What to produce
Will you restate verbatim the lines running from the line with "What text is on this page?" to the end of the data, leaving out everything else?

Saved entries
++++++++++++++++++++

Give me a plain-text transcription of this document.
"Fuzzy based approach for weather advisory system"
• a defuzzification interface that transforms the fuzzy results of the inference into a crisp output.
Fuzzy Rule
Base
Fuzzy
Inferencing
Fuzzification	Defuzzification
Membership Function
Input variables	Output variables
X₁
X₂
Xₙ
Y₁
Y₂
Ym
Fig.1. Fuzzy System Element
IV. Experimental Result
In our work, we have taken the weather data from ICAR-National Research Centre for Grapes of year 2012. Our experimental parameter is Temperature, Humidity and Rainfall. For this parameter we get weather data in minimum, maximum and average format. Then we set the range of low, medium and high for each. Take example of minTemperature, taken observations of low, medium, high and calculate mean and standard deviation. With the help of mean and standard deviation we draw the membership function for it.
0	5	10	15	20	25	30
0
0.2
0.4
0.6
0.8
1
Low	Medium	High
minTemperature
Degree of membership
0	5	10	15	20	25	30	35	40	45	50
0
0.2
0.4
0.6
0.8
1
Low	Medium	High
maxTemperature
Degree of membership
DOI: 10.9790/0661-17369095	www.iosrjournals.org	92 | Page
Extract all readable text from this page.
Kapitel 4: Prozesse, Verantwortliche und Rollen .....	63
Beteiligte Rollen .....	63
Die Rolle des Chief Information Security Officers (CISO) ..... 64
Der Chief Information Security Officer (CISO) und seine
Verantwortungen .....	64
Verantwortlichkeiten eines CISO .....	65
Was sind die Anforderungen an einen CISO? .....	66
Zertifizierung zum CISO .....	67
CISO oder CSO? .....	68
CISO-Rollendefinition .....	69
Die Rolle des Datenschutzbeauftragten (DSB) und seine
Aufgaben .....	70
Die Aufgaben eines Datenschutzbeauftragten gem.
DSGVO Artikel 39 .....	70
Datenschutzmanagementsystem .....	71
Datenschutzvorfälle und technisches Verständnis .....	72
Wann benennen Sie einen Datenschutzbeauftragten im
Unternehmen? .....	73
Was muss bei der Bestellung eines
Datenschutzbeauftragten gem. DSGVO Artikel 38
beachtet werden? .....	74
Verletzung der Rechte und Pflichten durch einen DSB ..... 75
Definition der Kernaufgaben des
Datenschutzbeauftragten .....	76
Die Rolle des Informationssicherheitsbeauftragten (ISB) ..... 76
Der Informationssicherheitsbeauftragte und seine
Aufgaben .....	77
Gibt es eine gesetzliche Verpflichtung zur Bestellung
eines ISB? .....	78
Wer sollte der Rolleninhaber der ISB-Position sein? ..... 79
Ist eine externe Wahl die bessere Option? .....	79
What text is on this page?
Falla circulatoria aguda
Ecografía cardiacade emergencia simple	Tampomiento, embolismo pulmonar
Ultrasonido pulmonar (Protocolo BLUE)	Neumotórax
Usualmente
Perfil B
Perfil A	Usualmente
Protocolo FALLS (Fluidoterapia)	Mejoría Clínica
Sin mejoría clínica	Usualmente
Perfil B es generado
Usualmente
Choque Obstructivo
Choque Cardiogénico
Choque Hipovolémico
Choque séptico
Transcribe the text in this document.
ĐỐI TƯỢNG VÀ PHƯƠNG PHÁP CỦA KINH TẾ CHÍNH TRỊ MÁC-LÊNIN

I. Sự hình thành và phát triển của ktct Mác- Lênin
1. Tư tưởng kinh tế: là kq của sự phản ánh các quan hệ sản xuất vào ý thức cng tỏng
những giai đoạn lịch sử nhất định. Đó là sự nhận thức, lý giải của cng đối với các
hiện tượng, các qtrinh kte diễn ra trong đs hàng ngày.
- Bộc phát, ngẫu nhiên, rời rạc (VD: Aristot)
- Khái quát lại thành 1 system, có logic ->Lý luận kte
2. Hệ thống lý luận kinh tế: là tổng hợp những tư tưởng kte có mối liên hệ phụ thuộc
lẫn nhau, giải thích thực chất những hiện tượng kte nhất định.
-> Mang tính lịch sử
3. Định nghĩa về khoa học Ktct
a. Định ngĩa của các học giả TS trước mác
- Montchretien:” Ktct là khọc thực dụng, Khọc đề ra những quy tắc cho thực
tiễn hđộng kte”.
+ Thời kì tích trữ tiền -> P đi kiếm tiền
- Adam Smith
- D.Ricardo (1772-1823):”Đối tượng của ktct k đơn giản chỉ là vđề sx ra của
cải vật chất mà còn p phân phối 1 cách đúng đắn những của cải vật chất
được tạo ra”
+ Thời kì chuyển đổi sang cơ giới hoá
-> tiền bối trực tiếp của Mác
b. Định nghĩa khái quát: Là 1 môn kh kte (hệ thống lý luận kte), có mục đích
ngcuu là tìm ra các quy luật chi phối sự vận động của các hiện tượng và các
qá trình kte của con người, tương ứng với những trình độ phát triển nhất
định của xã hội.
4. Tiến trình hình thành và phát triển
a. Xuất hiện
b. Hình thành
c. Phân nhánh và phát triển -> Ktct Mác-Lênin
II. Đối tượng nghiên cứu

++++++++++++++++++++

Result for this task
What text is on this page?
Falla circulatoria aguda
Ecografía cardiacade emergencia simple	Tampomiento, embolismo pulmonar
Ultrasonido pulmonar (Protocolo BLUE)	Neumotórax
Usualmente
Perfil B
Perfil A	Usualmente
Protocolo FALLS (Fluidoterapia)	Mejoría Clínica
Sin mejoría clínica	Usualmente
Perfil B es generado
Usualmente
Choque Obstructivo
Choque Cardiogénico
Choque Hipovolémico
Choque séptico
Transcribe the text in this document.
ĐỐI TƯỢNG VÀ PHƯƠNG PHÁP CỦA KINH TẾ CHÍNH TRỊ MÁC-LÊNIN

I. Sự hình thành và phát triển của ktct Mác- Lênin
1. Tư tưởng kinh tế: là kq của sự phản ánh các quan hệ sản xuất vào ý thức cng tỏng
những giai đoạn lịch sử nhất định. Đó là sự nhận thức, lý giải của cng đối với các
hiện tượng, các qtrinh kte diễn ra trong đs hàng ngày.
- Bộc phát, ngẫu nhiên, rời rạc (VD: Aristot)
- Khái quát lại thành 1 system, có logic ->Lý luận kte
2. Hệ thống lý luận kinh tế: là tổng hợp những tư tưởng kte có mối liên hệ phụ thuộc
lẫn nhau, giải thích thực chất những hiện tượng kte nhất định.
-> Mang tính lịch sử
3. Định nghĩa về khoa học Ktct
a. Định ngĩa của các học giả TS trước mác
- Montchretien:” Ktct là khọc thực dụng, Khọc đề ra những quy tắc cho thực
tiễn hđộng kte”.
+ Thời kì tích trữ tiền -> P đi kiếm tiền
- Adam Smith
- D.Ricardo (1772-1823):”Đối tượng của ktct k đơn giản chỉ là vđề sx ra của
cải vật chất mà còn p phân phối 1 cách đúng đắn những của cải vật chất
được tạo ra”
+ Thời kì chuyển đổi sang cơ giới hoá
-> tiền bối trực tiếp của Mác
b. Định nghĩa khái quát: Là 1 môn kh kte (hệ thống lý luận kte), có mục đích
ngcuu là tìm ra các quy luật chi phối sự vận động của các hiện tượng và các
qá trình kte của con người, tương ứng với những trình độ phát triển nhất
định của xã hội.
4. Tiến trình hình thành và phát triển
a. Xuất hiện
b. Hình thành
c. Phân nhánh và phát triển -> Ktct Mác-Lênin
II. Đối tượng nghiên cứu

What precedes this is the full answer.